[EXERCISE DESCRIPTION] Exactly as they appear, output all of the records. Skip any images.

[RECORDED DATA]
* Begin *

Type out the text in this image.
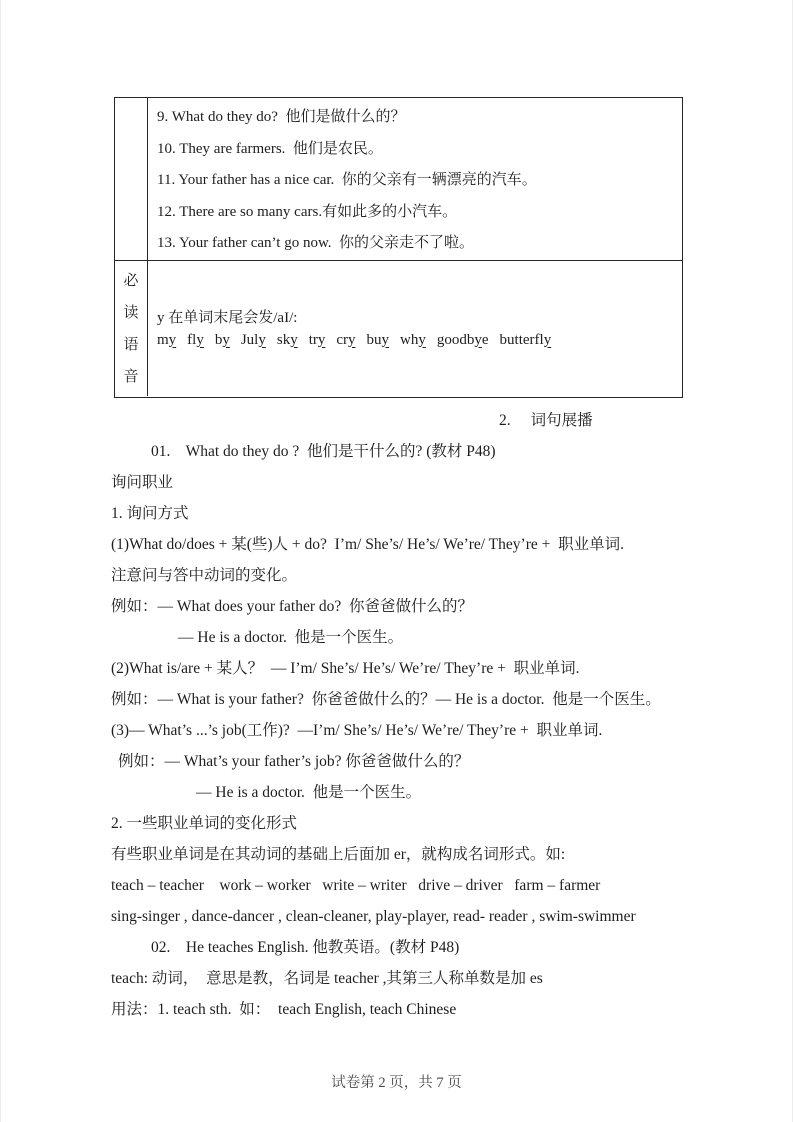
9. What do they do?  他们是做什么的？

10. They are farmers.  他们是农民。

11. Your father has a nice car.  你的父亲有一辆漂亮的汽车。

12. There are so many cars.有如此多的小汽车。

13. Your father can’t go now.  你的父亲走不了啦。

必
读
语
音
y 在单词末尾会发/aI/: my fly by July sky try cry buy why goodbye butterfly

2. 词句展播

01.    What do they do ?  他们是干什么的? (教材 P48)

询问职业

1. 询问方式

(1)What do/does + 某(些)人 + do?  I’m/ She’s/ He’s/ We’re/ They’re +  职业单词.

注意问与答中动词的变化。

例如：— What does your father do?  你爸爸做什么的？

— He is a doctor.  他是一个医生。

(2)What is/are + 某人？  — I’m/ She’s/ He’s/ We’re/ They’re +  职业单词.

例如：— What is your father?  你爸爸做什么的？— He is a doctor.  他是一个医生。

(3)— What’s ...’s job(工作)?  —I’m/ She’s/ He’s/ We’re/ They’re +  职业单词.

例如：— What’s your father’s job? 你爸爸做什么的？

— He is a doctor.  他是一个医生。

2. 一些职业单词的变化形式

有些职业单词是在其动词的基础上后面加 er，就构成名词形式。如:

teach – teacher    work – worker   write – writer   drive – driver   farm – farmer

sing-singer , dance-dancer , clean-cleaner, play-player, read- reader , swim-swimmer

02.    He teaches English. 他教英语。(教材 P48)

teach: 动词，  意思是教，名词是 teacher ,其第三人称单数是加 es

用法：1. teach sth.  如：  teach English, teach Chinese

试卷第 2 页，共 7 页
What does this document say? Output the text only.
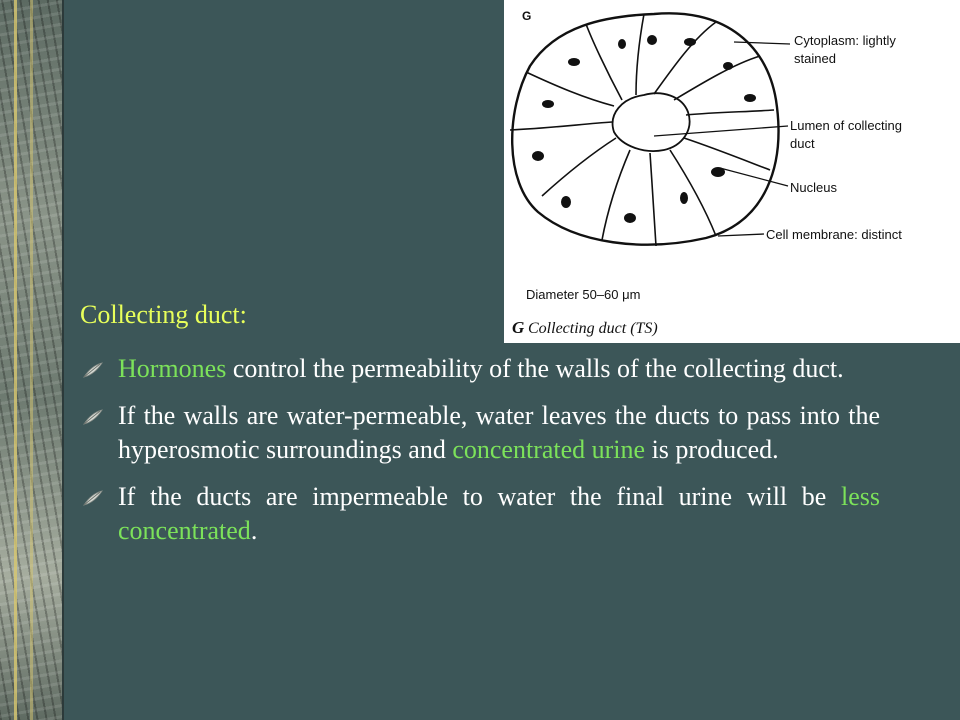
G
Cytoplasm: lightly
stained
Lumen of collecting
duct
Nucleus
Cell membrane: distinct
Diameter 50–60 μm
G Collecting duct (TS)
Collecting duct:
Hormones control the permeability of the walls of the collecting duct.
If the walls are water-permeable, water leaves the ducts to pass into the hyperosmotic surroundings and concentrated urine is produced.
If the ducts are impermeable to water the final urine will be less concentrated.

* End *

[RESPONSE TO THIS EXERCISE]
Type out the text in this image.
9. What do they do?  他们是做什么的？

10. They are farmers.  他们是农民。

11. Your father has a nice car.  你的父亲有一辆漂亮的汽车。

12. There are so many cars.有如此多的小汽车。

13. Your father can’t go now.  你的父亲走不了啦。

必
读
语
音
y 在单词末尾会发/aI/: my fly by July sky try cry buy why goodbye butterfly

2. 词句展播

01.    What do they do ?  他们是干什么的? (教材 P48)

询问职业

1. 询问方式

(1)What do/does + 某(些)人 + do?  I’m/ She’s/ He’s/ We’re/ They’re +  职业单词.

注意问与答中动词的变化。

例如：— What does your father do?  你爸爸做什么的？

— He is a doctor.  他是一个医生。

(2)What is/are + 某人？  — I’m/ She’s/ He’s/ We’re/ They’re +  职业单词.

例如：— What is your father?  你爸爸做什么的？— He is a doctor.  他是一个医生。

(3)— What’s ...’s job(工作)?  —I’m/ She’s/ He’s/ We’re/ They’re +  职业单词.

例如：— What’s your father’s job? 你爸爸做什么的？

— He is a doctor.  他是一个医生。

2. 一些职业单词的变化形式

有些职业单词是在其动词的基础上后面加 er，就构成名词形式。如:

teach – teacher    work – worker   write – writer   drive – driver   farm – farmer

sing-singer , dance-dancer , clean-cleaner, play-player, read- reader , swim-swimmer

02.    He teaches English. 他教英语。(教材 P48)

teach: 动词，  意思是教，名词是 teacher ,其第三人称单数是加 es

用法：1. teach sth.  如：  teach English, teach Chinese

试卷第 2 页，共 7 页
What does this document say? Output the text only.
G
Cytoplasm: lightly
stained
Lumen of collecting
duct
Nucleus
Cell membrane: distinct
Diameter 50–60 μm
G Collecting duct (TS)
Collecting duct:
Hormones control the permeability of the walls of the collecting duct.
If the walls are water-permeable, water leaves the ducts to pass into the hyperosmotic surroundings and concentrated urine is produced.
If the ducts are impermeable to water the final urine will be less concentrated.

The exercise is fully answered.